- [Task objective] Take each line containing the word "Bielefeld" and copy it.

- [Material supplied]
Begin

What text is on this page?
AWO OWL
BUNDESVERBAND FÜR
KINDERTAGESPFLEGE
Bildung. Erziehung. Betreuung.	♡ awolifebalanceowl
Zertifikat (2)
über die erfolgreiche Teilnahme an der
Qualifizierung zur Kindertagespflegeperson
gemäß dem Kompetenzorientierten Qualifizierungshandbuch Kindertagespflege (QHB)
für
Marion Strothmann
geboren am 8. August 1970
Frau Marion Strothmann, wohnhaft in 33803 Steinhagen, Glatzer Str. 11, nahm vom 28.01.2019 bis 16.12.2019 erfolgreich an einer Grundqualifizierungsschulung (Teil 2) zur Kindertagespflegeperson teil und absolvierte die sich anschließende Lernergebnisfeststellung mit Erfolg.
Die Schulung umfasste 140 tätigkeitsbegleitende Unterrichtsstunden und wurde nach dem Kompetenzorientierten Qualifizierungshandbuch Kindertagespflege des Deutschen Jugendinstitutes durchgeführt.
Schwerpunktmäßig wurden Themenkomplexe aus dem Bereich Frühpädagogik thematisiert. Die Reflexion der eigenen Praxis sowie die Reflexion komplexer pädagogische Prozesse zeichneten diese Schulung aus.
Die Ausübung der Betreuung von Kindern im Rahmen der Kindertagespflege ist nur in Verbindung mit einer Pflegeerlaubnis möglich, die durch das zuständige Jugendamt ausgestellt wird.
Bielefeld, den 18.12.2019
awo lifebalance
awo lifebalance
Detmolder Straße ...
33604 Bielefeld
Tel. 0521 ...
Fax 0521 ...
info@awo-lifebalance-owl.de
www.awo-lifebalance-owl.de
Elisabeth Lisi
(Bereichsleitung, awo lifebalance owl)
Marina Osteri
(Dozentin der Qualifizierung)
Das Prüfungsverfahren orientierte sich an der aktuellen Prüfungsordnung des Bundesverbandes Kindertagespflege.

End
Begin

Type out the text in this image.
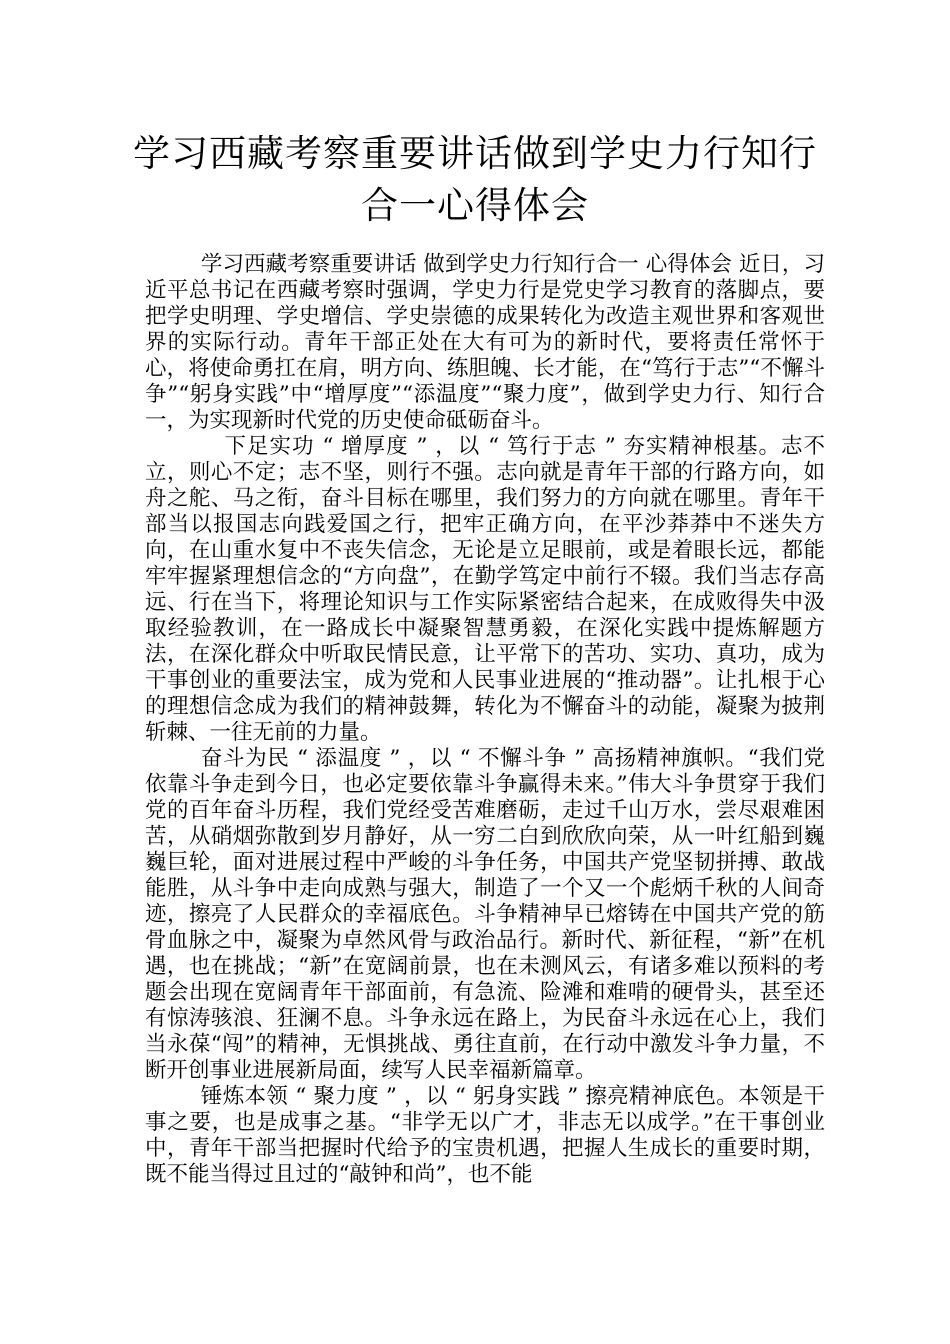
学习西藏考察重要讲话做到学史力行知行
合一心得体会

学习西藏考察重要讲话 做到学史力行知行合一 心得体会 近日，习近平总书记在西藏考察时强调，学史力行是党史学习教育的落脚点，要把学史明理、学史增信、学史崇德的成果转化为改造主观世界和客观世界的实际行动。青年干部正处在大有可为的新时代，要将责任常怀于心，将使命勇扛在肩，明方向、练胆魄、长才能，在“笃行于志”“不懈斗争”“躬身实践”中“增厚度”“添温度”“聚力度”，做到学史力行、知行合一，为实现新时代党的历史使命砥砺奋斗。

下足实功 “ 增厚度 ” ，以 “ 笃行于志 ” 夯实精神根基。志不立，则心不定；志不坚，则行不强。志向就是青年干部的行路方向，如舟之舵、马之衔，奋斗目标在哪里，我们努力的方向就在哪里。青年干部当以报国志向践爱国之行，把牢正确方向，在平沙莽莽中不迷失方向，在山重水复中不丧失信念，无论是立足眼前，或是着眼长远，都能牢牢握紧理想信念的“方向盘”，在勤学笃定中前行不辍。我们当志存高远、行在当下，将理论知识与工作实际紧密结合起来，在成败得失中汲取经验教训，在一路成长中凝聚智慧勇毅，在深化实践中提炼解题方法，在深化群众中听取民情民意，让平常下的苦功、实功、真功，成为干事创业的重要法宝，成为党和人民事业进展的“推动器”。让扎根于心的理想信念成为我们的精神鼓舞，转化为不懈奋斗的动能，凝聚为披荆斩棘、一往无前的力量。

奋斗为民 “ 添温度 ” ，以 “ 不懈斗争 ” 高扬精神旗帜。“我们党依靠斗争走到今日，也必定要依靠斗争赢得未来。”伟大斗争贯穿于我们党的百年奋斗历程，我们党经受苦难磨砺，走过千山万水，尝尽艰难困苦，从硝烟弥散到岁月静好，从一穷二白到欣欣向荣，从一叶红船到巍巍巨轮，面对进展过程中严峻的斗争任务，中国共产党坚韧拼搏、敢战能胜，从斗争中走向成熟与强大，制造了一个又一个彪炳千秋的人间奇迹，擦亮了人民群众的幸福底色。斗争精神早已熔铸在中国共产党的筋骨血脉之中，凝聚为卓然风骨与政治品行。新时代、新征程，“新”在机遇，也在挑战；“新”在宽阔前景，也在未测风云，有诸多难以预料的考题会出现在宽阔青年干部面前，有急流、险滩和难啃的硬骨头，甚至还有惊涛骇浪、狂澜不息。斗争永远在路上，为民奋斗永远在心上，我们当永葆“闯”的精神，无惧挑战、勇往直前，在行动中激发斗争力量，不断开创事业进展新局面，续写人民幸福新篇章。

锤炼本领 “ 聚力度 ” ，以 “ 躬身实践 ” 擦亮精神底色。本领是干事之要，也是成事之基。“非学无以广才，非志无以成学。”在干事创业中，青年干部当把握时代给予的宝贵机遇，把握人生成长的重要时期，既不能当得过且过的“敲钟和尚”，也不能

End

- [Reply to the task]
Bielefeld, den 18.12.2019
33604 Bielefeld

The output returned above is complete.